------ STORED DATA ------
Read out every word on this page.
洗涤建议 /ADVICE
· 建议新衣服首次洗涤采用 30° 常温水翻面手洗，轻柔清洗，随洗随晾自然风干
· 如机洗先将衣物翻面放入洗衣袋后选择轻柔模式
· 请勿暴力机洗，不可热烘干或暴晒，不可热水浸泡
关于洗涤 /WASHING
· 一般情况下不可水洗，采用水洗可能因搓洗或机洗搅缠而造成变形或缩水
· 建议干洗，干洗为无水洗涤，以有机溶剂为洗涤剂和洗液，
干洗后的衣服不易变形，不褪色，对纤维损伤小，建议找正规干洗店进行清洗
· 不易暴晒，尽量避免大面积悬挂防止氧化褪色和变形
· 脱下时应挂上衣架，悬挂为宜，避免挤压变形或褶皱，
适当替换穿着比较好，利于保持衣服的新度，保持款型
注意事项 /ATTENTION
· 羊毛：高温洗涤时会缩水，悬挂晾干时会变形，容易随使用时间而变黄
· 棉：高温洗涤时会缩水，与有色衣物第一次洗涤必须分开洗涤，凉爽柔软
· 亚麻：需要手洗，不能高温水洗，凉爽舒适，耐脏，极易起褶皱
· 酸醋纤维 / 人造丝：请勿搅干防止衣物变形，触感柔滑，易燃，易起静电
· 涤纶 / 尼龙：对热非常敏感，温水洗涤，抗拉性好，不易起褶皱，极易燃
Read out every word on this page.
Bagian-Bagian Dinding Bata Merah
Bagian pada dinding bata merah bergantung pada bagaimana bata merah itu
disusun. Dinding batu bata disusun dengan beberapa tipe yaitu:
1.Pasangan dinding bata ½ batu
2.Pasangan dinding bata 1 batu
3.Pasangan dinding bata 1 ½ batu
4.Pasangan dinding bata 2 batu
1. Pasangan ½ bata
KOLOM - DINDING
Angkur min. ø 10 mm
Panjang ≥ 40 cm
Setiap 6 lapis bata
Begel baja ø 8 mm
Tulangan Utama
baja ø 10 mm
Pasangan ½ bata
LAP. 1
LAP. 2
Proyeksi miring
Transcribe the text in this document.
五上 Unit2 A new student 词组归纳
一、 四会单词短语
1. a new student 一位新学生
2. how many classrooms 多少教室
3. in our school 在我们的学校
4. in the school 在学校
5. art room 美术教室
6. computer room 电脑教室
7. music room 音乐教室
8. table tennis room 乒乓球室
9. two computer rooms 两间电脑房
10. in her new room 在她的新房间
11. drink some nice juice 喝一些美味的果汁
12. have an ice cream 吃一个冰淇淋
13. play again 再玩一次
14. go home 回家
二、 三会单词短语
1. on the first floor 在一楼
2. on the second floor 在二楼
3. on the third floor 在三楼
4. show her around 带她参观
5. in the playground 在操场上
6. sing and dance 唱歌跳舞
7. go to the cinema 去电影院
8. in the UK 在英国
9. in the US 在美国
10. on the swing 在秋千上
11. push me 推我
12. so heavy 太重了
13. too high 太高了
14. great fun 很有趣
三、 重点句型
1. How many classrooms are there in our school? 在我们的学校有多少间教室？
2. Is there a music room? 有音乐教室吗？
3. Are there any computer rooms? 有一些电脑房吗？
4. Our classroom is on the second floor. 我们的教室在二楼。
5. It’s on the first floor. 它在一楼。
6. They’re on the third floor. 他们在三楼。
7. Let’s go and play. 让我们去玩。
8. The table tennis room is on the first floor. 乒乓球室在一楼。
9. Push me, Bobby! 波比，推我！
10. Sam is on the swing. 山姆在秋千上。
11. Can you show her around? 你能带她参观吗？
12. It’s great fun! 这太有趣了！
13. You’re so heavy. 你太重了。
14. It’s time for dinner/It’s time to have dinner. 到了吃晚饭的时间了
------
• **STATED TASK**
List each line holding the string "second".

• **FINAL RESULT**
2. on the second floor 在二楼
4. Our classroom is on the second floor. 我们的教室在二楼。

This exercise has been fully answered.